▶ What you should do
Each line that includes the string "JSON" counts once; give the total and nothing else.

■ ■ ■

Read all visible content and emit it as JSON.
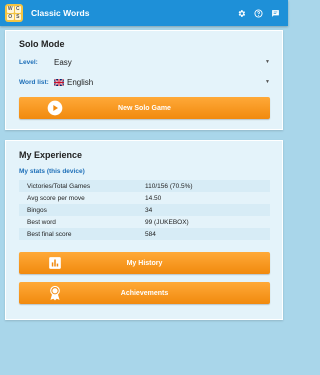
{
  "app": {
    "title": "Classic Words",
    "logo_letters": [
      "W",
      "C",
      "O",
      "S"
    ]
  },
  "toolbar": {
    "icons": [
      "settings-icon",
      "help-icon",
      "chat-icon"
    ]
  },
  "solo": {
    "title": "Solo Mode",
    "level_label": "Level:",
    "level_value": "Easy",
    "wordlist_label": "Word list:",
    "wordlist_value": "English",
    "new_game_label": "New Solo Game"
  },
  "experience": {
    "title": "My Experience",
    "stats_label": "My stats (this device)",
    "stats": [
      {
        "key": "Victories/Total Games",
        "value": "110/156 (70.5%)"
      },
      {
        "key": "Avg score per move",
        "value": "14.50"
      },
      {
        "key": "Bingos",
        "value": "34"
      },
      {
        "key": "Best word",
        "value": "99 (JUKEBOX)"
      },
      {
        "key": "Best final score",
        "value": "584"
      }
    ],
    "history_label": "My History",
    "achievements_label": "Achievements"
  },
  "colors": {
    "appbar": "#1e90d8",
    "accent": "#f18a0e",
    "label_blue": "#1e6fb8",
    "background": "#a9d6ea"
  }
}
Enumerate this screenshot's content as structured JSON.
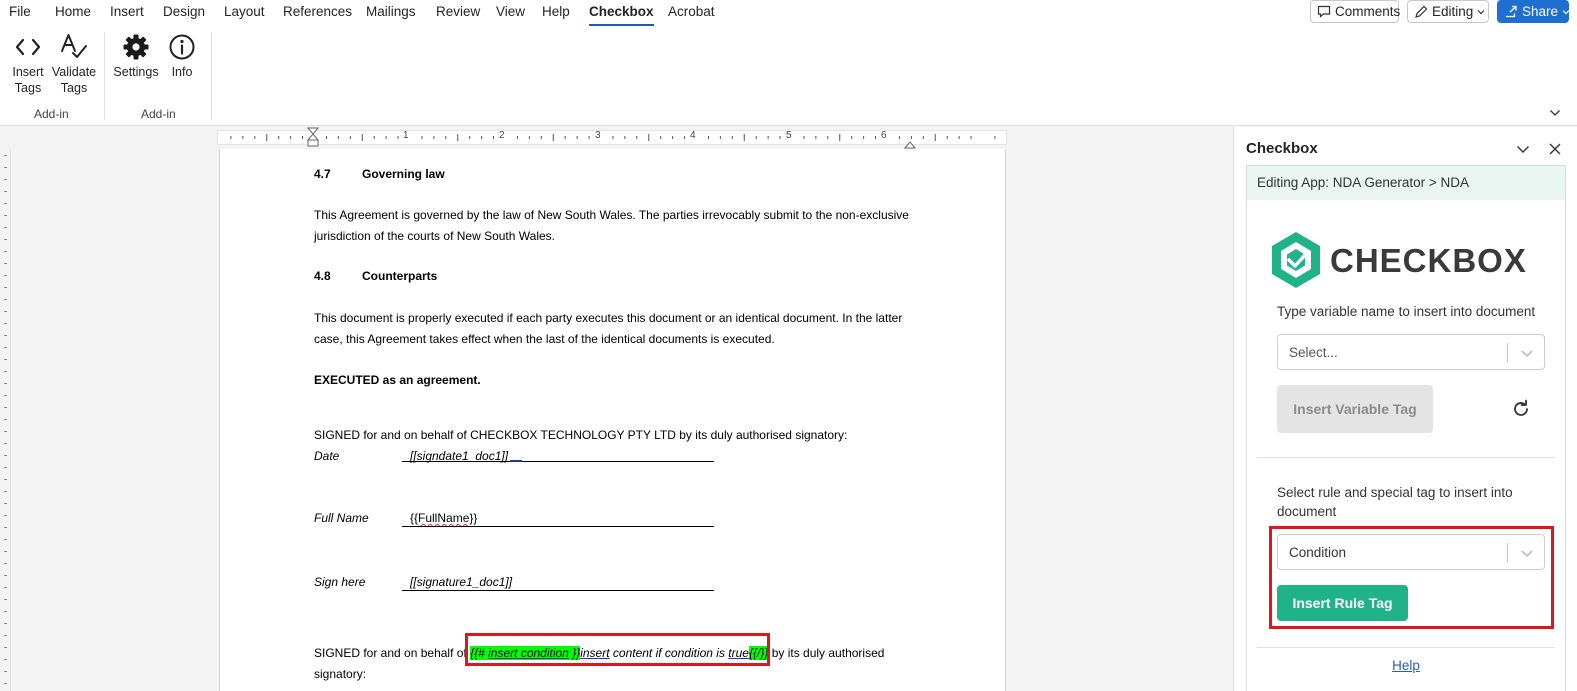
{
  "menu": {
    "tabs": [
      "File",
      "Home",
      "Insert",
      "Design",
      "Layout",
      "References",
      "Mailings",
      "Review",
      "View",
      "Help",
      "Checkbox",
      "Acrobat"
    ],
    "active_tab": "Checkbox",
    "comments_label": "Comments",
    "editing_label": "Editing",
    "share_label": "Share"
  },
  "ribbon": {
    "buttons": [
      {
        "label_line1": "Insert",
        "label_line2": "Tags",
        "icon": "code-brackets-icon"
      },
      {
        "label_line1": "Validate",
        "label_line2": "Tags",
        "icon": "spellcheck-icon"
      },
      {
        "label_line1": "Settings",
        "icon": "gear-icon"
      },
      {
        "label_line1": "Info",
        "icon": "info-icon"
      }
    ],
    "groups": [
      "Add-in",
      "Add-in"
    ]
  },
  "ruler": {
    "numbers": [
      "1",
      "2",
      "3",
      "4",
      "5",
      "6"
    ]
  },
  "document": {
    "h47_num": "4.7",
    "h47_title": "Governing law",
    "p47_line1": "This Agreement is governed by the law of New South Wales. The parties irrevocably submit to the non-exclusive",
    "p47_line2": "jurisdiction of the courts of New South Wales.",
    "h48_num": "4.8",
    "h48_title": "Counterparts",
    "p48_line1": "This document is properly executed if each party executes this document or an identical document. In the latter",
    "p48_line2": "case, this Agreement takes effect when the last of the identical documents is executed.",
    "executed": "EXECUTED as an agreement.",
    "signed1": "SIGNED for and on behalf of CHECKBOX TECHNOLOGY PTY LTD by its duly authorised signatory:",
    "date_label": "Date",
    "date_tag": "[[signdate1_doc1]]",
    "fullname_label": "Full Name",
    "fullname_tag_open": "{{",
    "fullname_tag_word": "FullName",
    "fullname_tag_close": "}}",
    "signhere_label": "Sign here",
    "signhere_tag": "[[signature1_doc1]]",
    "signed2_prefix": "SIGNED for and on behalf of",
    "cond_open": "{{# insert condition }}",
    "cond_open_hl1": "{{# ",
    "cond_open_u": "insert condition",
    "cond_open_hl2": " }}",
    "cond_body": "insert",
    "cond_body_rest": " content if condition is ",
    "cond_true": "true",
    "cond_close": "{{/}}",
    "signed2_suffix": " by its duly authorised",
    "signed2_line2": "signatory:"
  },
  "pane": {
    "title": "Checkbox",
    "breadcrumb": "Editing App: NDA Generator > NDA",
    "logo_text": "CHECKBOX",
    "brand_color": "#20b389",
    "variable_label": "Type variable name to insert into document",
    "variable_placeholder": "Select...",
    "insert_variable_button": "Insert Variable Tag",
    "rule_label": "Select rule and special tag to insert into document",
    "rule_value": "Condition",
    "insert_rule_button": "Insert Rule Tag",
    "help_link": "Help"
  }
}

■ ■ ■

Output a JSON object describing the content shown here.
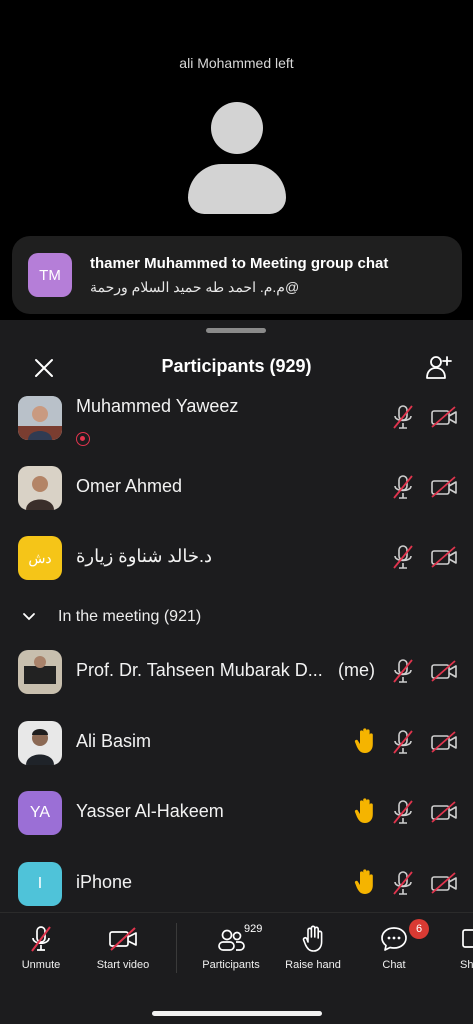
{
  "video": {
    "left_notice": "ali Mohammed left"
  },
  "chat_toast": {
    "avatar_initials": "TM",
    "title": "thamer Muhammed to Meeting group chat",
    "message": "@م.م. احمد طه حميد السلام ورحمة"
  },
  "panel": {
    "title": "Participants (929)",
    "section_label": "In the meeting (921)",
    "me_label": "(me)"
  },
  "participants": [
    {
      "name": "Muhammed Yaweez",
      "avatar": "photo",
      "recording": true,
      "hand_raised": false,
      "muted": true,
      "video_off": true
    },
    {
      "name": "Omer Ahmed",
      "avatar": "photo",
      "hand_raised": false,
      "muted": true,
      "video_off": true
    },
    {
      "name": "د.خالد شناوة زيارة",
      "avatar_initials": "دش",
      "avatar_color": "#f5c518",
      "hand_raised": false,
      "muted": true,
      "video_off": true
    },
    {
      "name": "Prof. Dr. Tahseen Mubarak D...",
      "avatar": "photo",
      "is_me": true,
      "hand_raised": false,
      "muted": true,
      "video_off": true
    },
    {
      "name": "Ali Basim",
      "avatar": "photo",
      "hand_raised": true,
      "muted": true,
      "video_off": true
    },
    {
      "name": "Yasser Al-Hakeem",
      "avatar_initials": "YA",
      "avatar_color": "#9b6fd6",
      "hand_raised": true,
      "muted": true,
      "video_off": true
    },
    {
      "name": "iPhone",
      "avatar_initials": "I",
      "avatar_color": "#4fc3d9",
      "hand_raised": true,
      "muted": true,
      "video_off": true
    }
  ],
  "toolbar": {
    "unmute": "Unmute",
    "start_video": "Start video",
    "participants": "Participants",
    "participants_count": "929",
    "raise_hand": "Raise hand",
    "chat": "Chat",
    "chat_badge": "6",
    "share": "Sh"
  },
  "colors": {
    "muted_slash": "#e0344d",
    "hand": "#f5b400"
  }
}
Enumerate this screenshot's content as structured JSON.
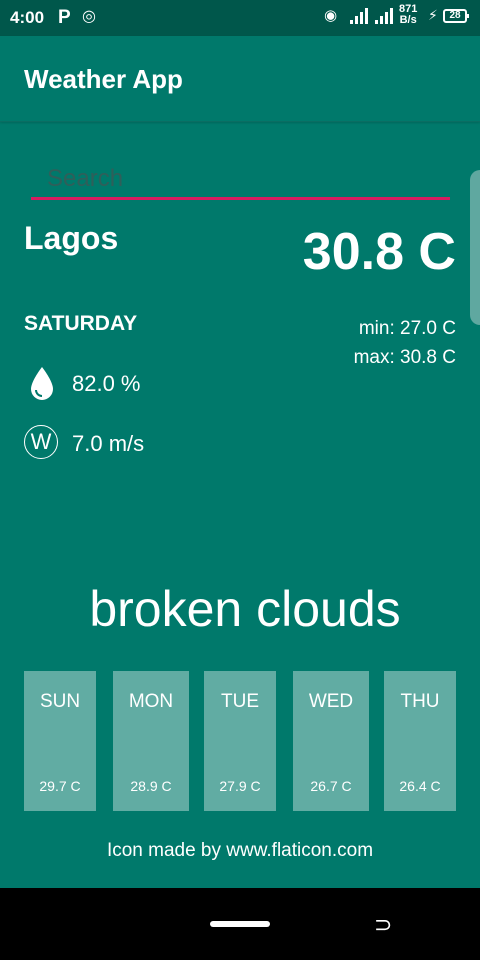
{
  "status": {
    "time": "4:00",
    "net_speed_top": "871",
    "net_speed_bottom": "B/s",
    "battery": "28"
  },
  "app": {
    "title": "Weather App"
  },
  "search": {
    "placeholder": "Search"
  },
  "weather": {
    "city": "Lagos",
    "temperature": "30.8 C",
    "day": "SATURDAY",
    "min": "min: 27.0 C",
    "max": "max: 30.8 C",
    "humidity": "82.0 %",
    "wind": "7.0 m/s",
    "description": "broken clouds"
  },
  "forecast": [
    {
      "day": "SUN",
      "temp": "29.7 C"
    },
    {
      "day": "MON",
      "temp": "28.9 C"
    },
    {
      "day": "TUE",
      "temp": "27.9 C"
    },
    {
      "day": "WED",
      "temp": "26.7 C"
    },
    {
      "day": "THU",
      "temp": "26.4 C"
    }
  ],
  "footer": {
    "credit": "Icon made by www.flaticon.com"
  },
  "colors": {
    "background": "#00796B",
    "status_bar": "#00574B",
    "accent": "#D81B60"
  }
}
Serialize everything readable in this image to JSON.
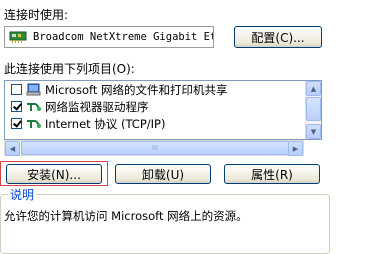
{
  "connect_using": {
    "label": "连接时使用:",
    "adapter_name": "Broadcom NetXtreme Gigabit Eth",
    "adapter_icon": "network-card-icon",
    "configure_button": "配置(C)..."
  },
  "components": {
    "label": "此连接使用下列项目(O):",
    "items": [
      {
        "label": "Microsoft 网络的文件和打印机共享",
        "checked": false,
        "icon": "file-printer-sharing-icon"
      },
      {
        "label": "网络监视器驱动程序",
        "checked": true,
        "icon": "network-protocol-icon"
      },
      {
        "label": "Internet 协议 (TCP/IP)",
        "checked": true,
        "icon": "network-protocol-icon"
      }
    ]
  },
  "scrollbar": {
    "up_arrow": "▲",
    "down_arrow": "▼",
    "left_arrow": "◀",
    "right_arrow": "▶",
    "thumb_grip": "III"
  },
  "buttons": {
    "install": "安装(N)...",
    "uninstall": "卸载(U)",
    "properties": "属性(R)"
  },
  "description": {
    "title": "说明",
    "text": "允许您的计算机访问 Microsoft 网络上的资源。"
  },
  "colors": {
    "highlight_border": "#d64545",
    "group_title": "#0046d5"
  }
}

■ ■ ■

▶ Output
5